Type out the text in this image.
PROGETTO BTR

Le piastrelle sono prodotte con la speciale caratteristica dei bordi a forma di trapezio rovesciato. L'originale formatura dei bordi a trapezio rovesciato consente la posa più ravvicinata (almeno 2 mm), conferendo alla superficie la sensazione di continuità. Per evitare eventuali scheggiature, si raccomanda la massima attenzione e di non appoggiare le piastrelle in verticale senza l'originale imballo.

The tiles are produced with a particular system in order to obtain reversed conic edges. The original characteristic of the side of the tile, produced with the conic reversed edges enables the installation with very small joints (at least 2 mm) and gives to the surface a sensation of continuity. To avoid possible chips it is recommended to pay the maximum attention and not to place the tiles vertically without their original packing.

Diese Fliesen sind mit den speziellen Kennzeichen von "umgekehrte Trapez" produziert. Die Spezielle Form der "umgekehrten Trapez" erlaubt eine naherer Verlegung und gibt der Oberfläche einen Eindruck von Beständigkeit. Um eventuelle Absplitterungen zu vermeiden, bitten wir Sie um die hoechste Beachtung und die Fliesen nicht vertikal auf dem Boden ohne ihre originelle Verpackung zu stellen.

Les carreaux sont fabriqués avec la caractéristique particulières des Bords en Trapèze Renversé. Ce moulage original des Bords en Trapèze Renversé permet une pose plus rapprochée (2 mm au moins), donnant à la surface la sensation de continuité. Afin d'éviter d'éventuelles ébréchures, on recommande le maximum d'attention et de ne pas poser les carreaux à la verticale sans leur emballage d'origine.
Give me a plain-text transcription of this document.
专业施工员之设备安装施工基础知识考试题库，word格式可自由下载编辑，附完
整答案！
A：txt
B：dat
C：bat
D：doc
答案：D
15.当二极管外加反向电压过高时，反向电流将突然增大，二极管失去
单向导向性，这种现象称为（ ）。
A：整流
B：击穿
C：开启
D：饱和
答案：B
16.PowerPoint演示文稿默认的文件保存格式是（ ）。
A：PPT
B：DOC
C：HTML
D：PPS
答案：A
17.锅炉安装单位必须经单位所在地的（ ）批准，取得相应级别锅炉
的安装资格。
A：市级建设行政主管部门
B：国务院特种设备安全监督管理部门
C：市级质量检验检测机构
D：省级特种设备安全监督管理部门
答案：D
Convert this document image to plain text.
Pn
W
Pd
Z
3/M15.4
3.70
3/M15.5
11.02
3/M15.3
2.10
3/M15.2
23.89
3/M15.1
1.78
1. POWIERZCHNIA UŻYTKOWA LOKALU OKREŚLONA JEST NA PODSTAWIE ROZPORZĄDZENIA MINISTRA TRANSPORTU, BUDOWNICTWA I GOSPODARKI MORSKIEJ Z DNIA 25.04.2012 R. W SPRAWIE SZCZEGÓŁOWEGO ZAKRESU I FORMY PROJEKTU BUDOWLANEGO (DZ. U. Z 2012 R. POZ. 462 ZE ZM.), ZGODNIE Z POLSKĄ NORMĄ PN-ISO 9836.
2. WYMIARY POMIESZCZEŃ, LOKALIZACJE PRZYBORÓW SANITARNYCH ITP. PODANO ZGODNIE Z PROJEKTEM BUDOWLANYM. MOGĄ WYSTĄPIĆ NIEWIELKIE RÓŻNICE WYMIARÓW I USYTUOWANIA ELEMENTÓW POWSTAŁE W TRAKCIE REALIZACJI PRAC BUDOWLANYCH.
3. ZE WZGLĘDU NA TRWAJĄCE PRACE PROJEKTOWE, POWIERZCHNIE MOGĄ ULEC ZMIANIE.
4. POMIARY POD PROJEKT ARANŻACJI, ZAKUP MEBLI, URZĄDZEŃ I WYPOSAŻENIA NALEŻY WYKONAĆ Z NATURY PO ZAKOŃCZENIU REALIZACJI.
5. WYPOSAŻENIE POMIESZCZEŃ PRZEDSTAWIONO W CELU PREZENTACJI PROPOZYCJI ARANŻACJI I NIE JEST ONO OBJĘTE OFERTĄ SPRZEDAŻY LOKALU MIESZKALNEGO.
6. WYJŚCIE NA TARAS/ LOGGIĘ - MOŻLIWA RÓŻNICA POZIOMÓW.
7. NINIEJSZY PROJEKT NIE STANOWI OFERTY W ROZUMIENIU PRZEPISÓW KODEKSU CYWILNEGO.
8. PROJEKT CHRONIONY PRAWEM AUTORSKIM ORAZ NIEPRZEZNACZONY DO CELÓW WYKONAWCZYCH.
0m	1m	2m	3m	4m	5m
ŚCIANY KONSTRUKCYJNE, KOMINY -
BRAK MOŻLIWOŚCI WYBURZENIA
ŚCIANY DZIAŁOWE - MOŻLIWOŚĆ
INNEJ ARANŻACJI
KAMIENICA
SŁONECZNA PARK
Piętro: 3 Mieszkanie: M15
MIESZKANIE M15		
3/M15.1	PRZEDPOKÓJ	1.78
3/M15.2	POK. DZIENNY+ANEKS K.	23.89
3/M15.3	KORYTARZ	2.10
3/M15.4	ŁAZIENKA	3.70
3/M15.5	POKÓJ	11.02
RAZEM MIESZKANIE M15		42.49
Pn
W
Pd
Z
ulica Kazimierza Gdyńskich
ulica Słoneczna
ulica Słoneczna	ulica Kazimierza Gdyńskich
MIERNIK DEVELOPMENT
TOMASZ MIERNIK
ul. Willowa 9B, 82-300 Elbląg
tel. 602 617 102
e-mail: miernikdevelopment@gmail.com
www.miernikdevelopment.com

▬▬▬

### Exercise brief
Print the material once more, exactly.

### Exercise answer
Type out the text in this image.
PROGETTO BTR

Le piastrelle sono prodotte con la speciale caratteristica dei bordi a forma di trapezio rovesciato. L'originale formatura dei bordi a trapezio rovesciato consente la posa più ravvicinata (almeno 2 mm), conferendo alla superficie la sensazione di continuità. Per evitare eventuali scheggiature, si raccomanda la massima attenzione e di non appoggiare le piastrelle in verticale senza l'originale imballo.

The tiles are produced with a particular system in order to obtain reversed conic edges. The original characteristic of the side of the tile, produced with the conic reversed edges enables the installation with very small joints (at least 2 mm) and gives to the surface a sensation of continuity. To avoid possible chips it is recommended to pay the maximum attention and not to place the tiles vertically without their original packing.

Diese Fliesen sind mit den speziellen Kennzeichen von "umgekehrte Trapez" produziert. Die Spezielle Form der "umgekehrten Trapez" erlaubt eine naherer Verlegung und gibt der Oberfläche einen Eindruck von Beständigkeit. Um eventuelle Absplitterungen zu vermeiden, bitten wir Sie um die hoechste Beachtung und die Fliesen nicht vertikal auf dem Boden ohne ihre originelle Verpackung zu stellen.

Les carreaux sont fabriqués avec la caractéristique particulières des Bords en Trapèze Renversé. Ce moulage original des Bords en Trapèze Renversé permet une pose plus rapprochée (2 mm au moins), donnant à la surface la sensation de continuité. Afin d'éviter d'éventuelles ébréchures, on recommande le maximum d'attention et de ne pas poser les carreaux à la verticale sans leur emballage d'origine.
Give me a plain-text transcription of this document.
专业施工员之设备安装施工基础知识考试题库，word格式可自由下载编辑，附完
整答案！
A：txt
B：dat
C：bat
D：doc
答案：D
15.当二极管外加反向电压过高时，反向电流将突然增大，二极管失去
单向导向性，这种现象称为（ ）。
A：整流
B：击穿
C：开启
D：饱和
答案：B
16.PowerPoint演示文稿默认的文件保存格式是（ ）。
A：PPT
B：DOC
C：HTML
D：PPS
答案：A
17.锅炉安装单位必须经单位所在地的（ ）批准，取得相应级别锅炉
的安装资格。
A：市级建设行政主管部门
B：国务院特种设备安全监督管理部门
C：市级质量检验检测机构
D：省级特种设备安全监督管理部门
答案：D
Convert this document image to plain text.
Pn
W
Pd
Z
3/M15.4
3.70
3/M15.5
11.02
3/M15.3
2.10
3/M15.2
23.89
3/M15.1
1.78
1. POWIERZCHNIA UŻYTKOWA LOKALU OKREŚLONA JEST NA PODSTAWIE ROZPORZĄDZENIA MINISTRA TRANSPORTU, BUDOWNICTWA I GOSPODARKI MORSKIEJ Z DNIA 25.04.2012 R. W SPRAWIE SZCZEGÓŁOWEGO ZAKRESU I FORMY PROJEKTU BUDOWLANEGO (DZ. U. Z 2012 R. POZ. 462 ZE ZM.), ZGODNIE Z POLSKĄ NORMĄ PN-ISO 9836.
2. WYMIARY POMIESZCZEŃ, LOKALIZACJE PRZYBORÓW SANITARNYCH ITP. PODANO ZGODNIE Z PROJEKTEM BUDOWLANYM. MOGĄ WYSTĄPIĆ NIEWIELKIE RÓŻNICE WYMIARÓW I USYTUOWANIA ELEMENTÓW POWSTAŁE W TRAKCIE REALIZACJI PRAC BUDOWLANYCH.
3. ZE WZGLĘDU NA TRWAJĄCE PRACE PROJEKTOWE, POWIERZCHNIE MOGĄ ULEC ZMIANIE.
4. POMIARY POD PROJEKT ARANŻACJI, ZAKUP MEBLI, URZĄDZEŃ I WYPOSAŻENIA NALEŻY WYKONAĆ Z NATURY PO ZAKOŃCZENIU REALIZACJI.
5. WYPOSAŻENIE POMIESZCZEŃ PRZEDSTAWIONO W CELU PREZENTACJI PROPOZYCJI ARANŻACJI I NIE JEST ONO OBJĘTE OFERTĄ SPRZEDAŻY LOKALU MIESZKALNEGO.
6. WYJŚCIE NA TARAS/ LOGGIĘ - MOŻLIWA RÓŻNICA POZIOMÓW.
7. NINIEJSZY PROJEKT NIE STANOWI OFERTY W ROZUMIENIU PRZEPISÓW KODEKSU CYWILNEGO.
8. PROJEKT CHRONIONY PRAWEM AUTORSKIM ORAZ NIEPRZEZNACZONY DO CELÓW WYKONAWCZYCH.
0m	1m	2m	3m	4m	5m
ŚCIANY KONSTRUKCYJNE, KOMINY -
BRAK MOŻLIWOŚCI WYBURZENIA
ŚCIANY DZIAŁOWE - MOŻLIWOŚĆ
INNEJ ARANŻACJI
KAMIENICA
SŁONECZNA PARK
Piętro: 3 Mieszkanie: M15
MIESZKANIE M15		
3/M15.1	PRZEDPOKÓJ	1.78
3/M15.2	POK. DZIENNY+ANEKS K.	23.89
3/M15.3	KORYTARZ	2.10
3/M15.4	ŁAZIENKA	3.70
3/M15.5	POKÓJ	11.02
RAZEM MIESZKANIE M15		42.49
Pn
W
Pd
Z
ulica Kazimierza Gdyńskich
ulica Słoneczna
ulica Słoneczna	ulica Kazimierza Gdyńskich
MIERNIK DEVELOPMENT
TOMASZ MIERNIK
ul. Willowa 9B, 82-300 Elbląg
tel. 602 617 102
e-mail: miernikdevelopment@gmail.com
www.miernikdevelopment.com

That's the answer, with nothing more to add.